## Your assignment
Reproduce the transcript excerpt on health insurance and federal funding below, word for word, including its speaker lines and timestamps.

## Passage shown
This is the highest compensated health insurance CEO in the country.
And you know, like I don't you want to speak
for other people, but I personally believe that, you know,
we shouldn't be creating a system where you can get
rich off of providing.
Speaker 2 (12:45):
Welfare to people, right.
Speaker 4 (12:46):
I think that that's wrong and also one.
Speaker 1 (12:50):
In which one hundred percent of your revenue is connected
to the federal government. Right, Like we should, you know,
we should have a better profit motive for people who
could make money by actually improving people's lives and making
them healthier.
Speaker 3 (13:04):
Amen to that sounds like a lot of the problems
we're have with non governmental organizations just generally speaking. I mean,
they exist to create jobs for the people that work
within the organizations and taking federal taxpayer dollars and really
I think going out into the world and literally accomplishing
nothing except perhaps letting the money loop back a little
bit to line the pockets and politicians in DC.

## Data extracted from a collection

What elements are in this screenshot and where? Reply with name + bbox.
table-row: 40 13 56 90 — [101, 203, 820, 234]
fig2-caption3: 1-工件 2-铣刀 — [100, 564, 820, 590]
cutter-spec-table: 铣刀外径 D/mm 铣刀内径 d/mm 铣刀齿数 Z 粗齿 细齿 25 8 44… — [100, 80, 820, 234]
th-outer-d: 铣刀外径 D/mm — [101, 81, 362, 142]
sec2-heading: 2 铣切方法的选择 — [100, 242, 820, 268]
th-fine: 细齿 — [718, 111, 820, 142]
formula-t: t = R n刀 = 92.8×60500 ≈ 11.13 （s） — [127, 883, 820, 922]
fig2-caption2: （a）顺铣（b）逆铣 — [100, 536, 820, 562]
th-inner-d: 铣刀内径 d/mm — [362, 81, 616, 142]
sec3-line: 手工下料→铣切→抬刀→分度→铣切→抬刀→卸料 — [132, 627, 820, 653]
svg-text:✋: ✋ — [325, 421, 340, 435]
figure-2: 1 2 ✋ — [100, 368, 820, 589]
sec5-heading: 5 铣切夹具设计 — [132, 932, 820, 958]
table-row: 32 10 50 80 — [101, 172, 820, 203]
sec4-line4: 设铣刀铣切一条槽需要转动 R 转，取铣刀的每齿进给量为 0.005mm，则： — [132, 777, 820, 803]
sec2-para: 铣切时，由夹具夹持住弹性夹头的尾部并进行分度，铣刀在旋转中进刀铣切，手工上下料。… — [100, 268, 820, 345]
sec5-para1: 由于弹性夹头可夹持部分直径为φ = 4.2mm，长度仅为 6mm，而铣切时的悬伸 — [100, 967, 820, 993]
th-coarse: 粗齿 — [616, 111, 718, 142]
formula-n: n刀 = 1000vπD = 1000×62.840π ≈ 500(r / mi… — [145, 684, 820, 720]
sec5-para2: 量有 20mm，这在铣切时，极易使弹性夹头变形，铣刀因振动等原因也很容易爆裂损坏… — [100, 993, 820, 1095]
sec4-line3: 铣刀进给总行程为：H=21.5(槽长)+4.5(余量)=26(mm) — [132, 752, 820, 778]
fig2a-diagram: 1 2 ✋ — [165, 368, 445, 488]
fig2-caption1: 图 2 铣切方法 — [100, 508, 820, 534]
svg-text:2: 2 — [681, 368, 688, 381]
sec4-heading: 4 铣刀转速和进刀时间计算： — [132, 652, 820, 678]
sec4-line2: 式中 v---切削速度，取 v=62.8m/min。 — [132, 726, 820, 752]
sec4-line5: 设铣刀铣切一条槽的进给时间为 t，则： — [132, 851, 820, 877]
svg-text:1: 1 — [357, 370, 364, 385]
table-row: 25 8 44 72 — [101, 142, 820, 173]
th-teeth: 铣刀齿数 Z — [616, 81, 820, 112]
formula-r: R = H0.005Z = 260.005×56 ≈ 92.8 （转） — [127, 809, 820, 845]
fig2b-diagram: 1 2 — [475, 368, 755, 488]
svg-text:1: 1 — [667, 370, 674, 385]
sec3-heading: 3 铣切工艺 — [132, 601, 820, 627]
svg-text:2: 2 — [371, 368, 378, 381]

## Completed exercise
This is the highest compensated health insurance CEO in the country.
And you know, like I don't you want to speak
for other people, but I personally believe that, you know,
we shouldn't be creating a system where you can get
rich off of providing.
Speaker 2 (12:45):
Welfare to people, right.
Speaker 4 (12:46):
I think that that's wrong and also one.
Speaker 1 (12:50):
In which one hundred percent of your revenue is connected
to the federal government. Right, Like we should, you know,
we should have a better profit motive for people who
could make money by actually improving people's lives and making
them healthier.
Speaker 3 (13:04):
Amen to that sounds like a lot of the problems
we're have with non governmental organizations just generally speaking. I mean,
they exist to create jobs for the people that work
within the organizations and taking federal taxpayer dollars and really
I think going out into the world and literally accomplishing
nothing except perhaps letting the money loop back a little
bit to line the pockets and politicians in DC.